» What you have to do
Report how many lines hold the word "Google"; answer with the number alone.

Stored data

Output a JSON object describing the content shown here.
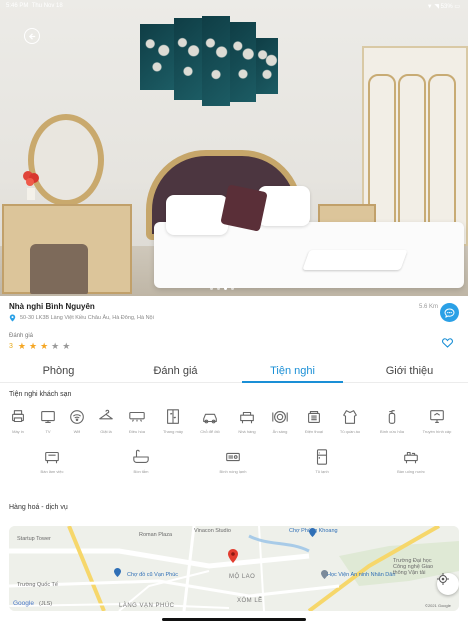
{
  "status_bar": {
    "time": "5:46 PM",
    "date": "Thu Nov 18",
    "battery": "53%"
  },
  "hero": {
    "image_dots": 4,
    "active_dot": 3
  },
  "hotel": {
    "name": "Nhà nghỉ Bình Nguyên",
    "address": "50-30 LK3B Làng Việt Kiều Châu Âu, Hà Đông, Hà Nội",
    "distance": "5.6 Km",
    "rating_label": "Đánh giá",
    "rating_value": "3",
    "stars": 3,
    "max_stars": 5
  },
  "tabs": [
    {
      "label": "Phòng",
      "active": false
    },
    {
      "label": "Đánh giá",
      "active": false
    },
    {
      "label": "Tiện nghi",
      "active": true
    },
    {
      "label": "Giới thiệu",
      "active": false
    }
  ],
  "amenities": {
    "title": "Tiện nghi khách sạn",
    "row1": [
      {
        "label": "Máy in",
        "icon": "printer-icon"
      },
      {
        "label": "TV",
        "icon": "tv-icon"
      },
      {
        "label": "Wifi",
        "icon": "wifi-icon"
      },
      {
        "label": "Giặt là",
        "icon": "hanger-icon"
      },
      {
        "label": "Điều hòa",
        "icon": "air-conditioner-icon"
      },
      {
        "label": "Thang máy",
        "icon": "elevator-icon"
      },
      {
        "label": "Chỗ để ôtô",
        "icon": "car-parking-icon"
      },
      {
        "label": "Nhà hàng",
        "icon": "restaurant-icon"
      },
      {
        "label": "Ăn sáng",
        "icon": "breakfast-icon"
      },
      {
        "label": "Điện thoại",
        "icon": "phone-icon"
      },
      {
        "label": "Tủ quần áo",
        "icon": "wardrobe-icon"
      },
      {
        "label": "Bình cứu hỏa",
        "icon": "fire-extinguisher-icon"
      },
      {
        "label": "Truyền hình cáp",
        "icon": "cable-tv-icon"
      }
    ],
    "row2": [
      {
        "label": "Bàn làm việc",
        "icon": "desk-icon"
      },
      {
        "label": "Bồn tắm",
        "icon": "bathtub-icon"
      },
      {
        "label": "Bình nóng lạnh",
        "icon": "water-heater-icon"
      },
      {
        "label": "Tủ lạnh",
        "icon": "fridge-icon"
      },
      {
        "label": "Bàn uống nước",
        "icon": "tea-table-icon"
      }
    ]
  },
  "services": {
    "title": "Hàng hoá - dịch vụ"
  },
  "map": {
    "labels": {
      "startup_tower": "Startup Tower",
      "roman_plaza": "Roman Plaza",
      "vinacon_studio": "Vinacon Studio",
      "cho_phung_khoang": "Chợ Phùng Khoang",
      "cho_van_phuc": "Chợ đồ cũ Vạn Phúc",
      "mo_lao": "MỘ LAO",
      "xom_le": "XÓM LỄ",
      "hoc_vien": "Học Viện An ninh Nhân Dân",
      "truong_dai_hoc": "Trường Đại học Công nghệ Giao thông Vận tải",
      "truong_quoc_te": "Trường Quốc Tế",
      "lang_van_phuc": "LÀNG VẠN PHÚC",
      "google": "Google",
      "copyright": "©2021 Google",
      "attribution_short": "(JLS)"
    }
  },
  "colors": {
    "accent": "#1a8fd6",
    "star": "#f5a623",
    "chat": "#2aa0e6",
    "map_pin": "#e23d2f"
  }
}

» Task answer
2